RECORDED DATA:
--------------------

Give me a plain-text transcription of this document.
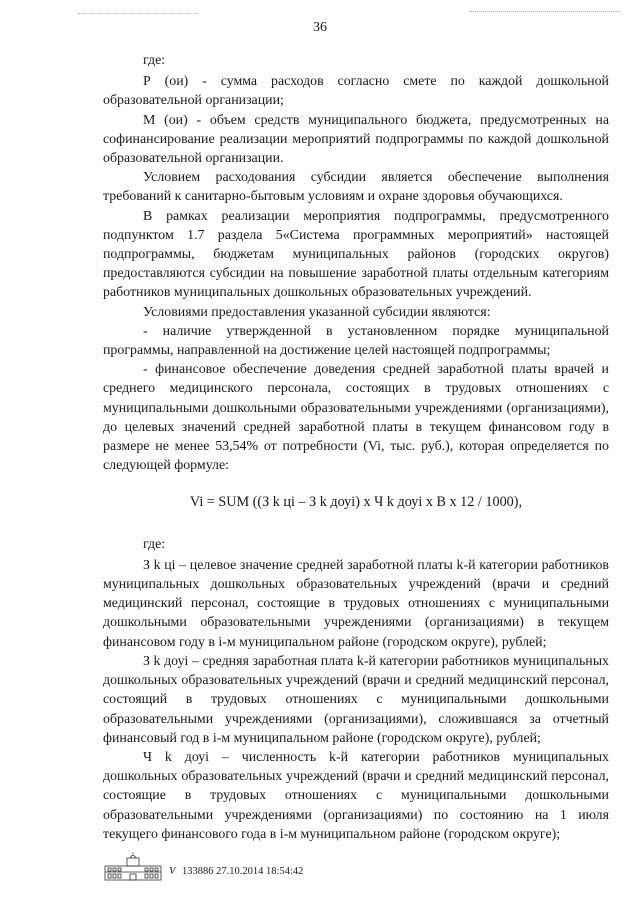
36

где:

Р (ои) - сумма расходов согласно смете по каждой дошкольной образовательной организации;

М (ои) - объем средств муниципального бюджета, предусмотренных на софинансирование реализации мероприятий подпрограммы по каждой дошкольной образовательной организации.

Условием расходования субсидии является обеспечение выполнения требований к санитарно-бытовым условиям и охране здоровья обучающихся.

В рамках реализации мероприятия подпрограммы, предусмотренного подпунктом 1.7 раздела 5«Система программных мероприятий» настоящей подпрограммы, бюджетам муниципальных районов (городских округов) предоставляются субсидии на повышение заработной платы отдельным категориям работников муниципальных дошкольных образовательных учреждений.

Условиями предоставления указанной субсидии являются:

- наличие утвержденной в установленном порядке муниципальной программы, направленной на достижение целей настоящей подпрограммы;

- финансовое обеспечение доведения средней заработной платы врачей и среднего медицинского персонала, состоящих в трудовых отношениях с муниципальными дошкольными образовательными учреждениями (организациями), до целевых значений средней заработной платы в текущем финансовом году в размере не менее 53,54% от потребности (Vi, тыс. руб.), которая определяется по следующей формуле:

Vi = SUM ((З k цi – З k доуi) х Ч k доуi х В х 12 / 1000),

где:

З k цi – целевое значение средней заработной платы k-й категории работников муниципальных дошкольных образовательных учреждений (врачи и средний медицинский персонал, состоящие в трудовых отношениях с муниципальными дошкольными образовательными учреждениями (организациями) в текущем финансовом году в i-м муниципальном районе (городском округе), рублей;

З k доуi – средняя заработная плата k-й категории работников муниципальных дошкольных образовательных учреждений (врачи и средний медицинский персонал, состоящий в трудовых отношениях с муниципальными дошкольными образовательными учреждениями (организациями), сложившаяся за отчетный финансовый год в i-м муниципальном районе (городском округе), рублей;

Ч k доуi – численность k-й категории работников муниципальных дошкольных образовательных учреждений (врачи и средний медицинский персонал, состоящие в трудовых отношениях с муниципальными дошкольными образовательными учреждениями (организациями) по состоянию на 1 июля текущего финансового года в i-м муниципальном районе (городском округе);

V 133886 27.10.2014 18:54:42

--------------------

Each record must be quoted in full and exactly. Do not include the pictures.

SOLUTION FOR THIS EXERCISE:
Give me a plain-text transcription of this document.
36

где:

Р (ои) - сумма расходов согласно смете по каждой дошкольной образовательной организации;

М (ои) - объем средств муниципального бюджета, предусмотренных на софинансирование реализации мероприятий подпрограммы по каждой дошкольной образовательной организации.

Условием расходования субсидии является обеспечение выполнения требований к санитарно-бытовым условиям и охране здоровья обучающихся.

В рамках реализации мероприятия подпрограммы, предусмотренного подпунктом 1.7 раздела 5«Система программных мероприятий» настоящей подпрограммы, бюджетам муниципальных районов (городских округов) предоставляются субсидии на повышение заработной платы отдельным категориям работников муниципальных дошкольных образовательных учреждений.

Условиями предоставления указанной субсидии являются:

- наличие утвержденной в установленном порядке муниципальной программы, направленной на достижение целей настоящей подпрограммы;

- финансовое обеспечение доведения средней заработной платы врачей и среднего медицинского персонала, состоящих в трудовых отношениях с муниципальными дошкольными образовательными учреждениями (организациями), до целевых значений средней заработной платы в текущем финансовом году в размере не менее 53,54% от потребности (Vi, тыс. руб.), которая определяется по следующей формуле:

Vi = SUM ((З k цi – З k доуi) х Ч k доуi х В х 12 / 1000),

где:

З k цi – целевое значение средней заработной платы k-й категории работников муниципальных дошкольных образовательных учреждений (врачи и средний медицинский персонал, состоящие в трудовых отношениях с муниципальными дошкольными образовательными учреждениями (организациями) в текущем финансовом году в i-м муниципальном районе (городском округе), рублей;

З k доуi – средняя заработная плата k-й категории работников муниципальных дошкольных образовательных учреждений (врачи и средний медицинский персонал, состоящий в трудовых отношениях с муниципальными дошкольными образовательными учреждениями (организациями), сложившаяся за отчетный финансовый год в i-м муниципальном районе (городском округе), рублей;

Ч k доуi – численность k-й категории работников муниципальных дошкольных образовательных учреждений (врачи и средний медицинский персонал, состоящие в трудовых отношениях с муниципальными дошкольными образовательными учреждениями (организациями) по состоянию на 1 июля текущего финансового года в i-м муниципальном районе (городском округе);

V 133886 27.10.2014 18:54:42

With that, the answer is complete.